→ **PROBLEM**
Pick out the lines below that contain the string "object" and copy them all.

(begin)

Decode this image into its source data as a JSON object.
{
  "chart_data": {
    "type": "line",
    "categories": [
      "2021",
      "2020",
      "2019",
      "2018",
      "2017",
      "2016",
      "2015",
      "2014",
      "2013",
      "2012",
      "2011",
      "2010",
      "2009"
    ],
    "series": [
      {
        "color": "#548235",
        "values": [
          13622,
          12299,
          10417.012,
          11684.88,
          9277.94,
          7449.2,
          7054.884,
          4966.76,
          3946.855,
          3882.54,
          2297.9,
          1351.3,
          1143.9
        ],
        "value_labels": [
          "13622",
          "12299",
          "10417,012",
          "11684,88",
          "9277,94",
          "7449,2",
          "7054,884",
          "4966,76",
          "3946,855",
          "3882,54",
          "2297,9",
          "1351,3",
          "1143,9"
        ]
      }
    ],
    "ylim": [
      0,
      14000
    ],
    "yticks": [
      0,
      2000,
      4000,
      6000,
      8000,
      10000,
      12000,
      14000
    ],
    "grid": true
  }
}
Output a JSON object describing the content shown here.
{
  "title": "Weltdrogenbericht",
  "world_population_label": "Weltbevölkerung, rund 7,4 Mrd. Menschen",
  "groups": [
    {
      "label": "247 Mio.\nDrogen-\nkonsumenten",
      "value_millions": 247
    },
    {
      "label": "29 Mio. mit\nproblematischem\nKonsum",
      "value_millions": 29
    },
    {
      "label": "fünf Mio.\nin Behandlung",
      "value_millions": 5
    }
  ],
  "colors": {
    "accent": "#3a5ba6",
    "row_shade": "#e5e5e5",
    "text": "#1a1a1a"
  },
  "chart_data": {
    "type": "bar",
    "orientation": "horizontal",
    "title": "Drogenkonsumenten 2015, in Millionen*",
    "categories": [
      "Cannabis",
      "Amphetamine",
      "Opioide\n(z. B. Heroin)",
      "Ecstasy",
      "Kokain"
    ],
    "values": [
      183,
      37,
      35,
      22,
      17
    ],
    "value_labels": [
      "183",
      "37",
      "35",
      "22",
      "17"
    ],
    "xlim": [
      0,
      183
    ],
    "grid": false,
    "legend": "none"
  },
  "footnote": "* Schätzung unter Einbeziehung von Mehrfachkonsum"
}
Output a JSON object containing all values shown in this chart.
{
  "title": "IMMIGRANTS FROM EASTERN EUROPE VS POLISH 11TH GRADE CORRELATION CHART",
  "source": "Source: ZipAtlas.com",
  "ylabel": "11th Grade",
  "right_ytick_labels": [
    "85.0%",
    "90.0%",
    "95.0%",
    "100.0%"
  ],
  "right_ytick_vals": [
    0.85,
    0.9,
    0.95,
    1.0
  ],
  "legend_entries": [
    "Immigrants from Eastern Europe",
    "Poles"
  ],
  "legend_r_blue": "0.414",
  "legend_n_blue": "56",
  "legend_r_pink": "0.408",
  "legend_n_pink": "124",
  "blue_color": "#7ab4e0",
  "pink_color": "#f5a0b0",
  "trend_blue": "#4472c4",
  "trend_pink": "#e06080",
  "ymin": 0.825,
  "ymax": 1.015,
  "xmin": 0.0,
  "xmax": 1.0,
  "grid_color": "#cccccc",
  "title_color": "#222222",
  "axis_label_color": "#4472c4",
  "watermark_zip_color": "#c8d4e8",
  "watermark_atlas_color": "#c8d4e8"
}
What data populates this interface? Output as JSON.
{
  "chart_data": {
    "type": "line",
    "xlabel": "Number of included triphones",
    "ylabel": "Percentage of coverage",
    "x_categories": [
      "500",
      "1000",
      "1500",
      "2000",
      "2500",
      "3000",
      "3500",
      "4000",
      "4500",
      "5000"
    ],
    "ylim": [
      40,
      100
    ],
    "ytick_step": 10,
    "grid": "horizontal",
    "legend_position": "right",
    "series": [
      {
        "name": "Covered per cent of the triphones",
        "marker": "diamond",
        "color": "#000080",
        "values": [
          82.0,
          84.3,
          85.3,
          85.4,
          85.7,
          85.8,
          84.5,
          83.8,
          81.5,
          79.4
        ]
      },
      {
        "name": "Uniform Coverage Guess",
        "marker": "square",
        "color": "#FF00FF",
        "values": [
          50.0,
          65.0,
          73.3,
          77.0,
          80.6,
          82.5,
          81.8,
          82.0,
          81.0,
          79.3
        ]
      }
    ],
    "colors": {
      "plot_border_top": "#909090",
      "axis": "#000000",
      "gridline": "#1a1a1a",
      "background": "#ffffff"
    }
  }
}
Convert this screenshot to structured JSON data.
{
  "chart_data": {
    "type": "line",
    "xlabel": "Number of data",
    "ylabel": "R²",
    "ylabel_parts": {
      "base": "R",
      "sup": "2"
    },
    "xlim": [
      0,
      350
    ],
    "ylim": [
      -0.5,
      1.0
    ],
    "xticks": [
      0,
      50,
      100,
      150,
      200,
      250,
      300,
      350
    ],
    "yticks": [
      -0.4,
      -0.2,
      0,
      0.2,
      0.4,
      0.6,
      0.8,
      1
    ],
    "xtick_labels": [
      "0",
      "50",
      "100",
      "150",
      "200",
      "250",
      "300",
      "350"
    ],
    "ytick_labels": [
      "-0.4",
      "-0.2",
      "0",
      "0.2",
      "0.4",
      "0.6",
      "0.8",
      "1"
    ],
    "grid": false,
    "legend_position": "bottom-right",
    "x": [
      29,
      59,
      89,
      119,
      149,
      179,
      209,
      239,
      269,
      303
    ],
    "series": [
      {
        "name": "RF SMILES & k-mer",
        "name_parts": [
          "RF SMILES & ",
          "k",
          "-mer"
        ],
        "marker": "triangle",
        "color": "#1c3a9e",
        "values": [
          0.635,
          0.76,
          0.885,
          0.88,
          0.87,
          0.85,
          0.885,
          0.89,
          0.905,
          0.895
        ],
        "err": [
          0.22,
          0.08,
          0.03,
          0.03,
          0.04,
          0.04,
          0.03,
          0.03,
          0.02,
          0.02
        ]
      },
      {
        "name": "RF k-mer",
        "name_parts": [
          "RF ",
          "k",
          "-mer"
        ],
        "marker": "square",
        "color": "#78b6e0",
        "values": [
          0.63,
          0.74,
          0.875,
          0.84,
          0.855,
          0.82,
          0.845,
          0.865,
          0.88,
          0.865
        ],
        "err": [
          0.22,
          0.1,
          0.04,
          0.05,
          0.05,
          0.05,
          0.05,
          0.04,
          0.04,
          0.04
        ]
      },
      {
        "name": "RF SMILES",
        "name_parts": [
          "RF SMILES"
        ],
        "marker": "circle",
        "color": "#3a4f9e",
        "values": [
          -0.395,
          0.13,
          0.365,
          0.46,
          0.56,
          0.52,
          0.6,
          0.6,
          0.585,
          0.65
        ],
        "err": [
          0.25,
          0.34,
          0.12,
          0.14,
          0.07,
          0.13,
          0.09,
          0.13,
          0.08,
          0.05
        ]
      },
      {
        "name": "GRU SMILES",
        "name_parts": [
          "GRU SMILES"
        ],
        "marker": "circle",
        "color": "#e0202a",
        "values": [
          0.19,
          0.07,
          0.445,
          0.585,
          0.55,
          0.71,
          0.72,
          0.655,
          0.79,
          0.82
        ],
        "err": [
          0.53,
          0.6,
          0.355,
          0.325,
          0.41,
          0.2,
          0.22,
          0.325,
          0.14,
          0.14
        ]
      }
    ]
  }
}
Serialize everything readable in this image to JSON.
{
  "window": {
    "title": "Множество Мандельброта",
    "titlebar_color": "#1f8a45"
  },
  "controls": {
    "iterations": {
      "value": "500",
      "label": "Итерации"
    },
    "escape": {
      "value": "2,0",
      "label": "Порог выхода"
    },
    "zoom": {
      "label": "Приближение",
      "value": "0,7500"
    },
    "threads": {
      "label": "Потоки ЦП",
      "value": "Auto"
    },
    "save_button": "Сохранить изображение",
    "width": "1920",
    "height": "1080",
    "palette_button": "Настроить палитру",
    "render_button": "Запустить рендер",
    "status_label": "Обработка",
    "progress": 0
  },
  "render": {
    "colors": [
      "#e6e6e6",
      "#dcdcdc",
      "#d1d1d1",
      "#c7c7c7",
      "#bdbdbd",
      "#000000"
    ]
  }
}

(end)

→ **EXPECTED ANSWER**
Decode this image into its source data as a JSON object.
Output a JSON object describing the content shown here.
Output a JSON object containing all values shown in this chart.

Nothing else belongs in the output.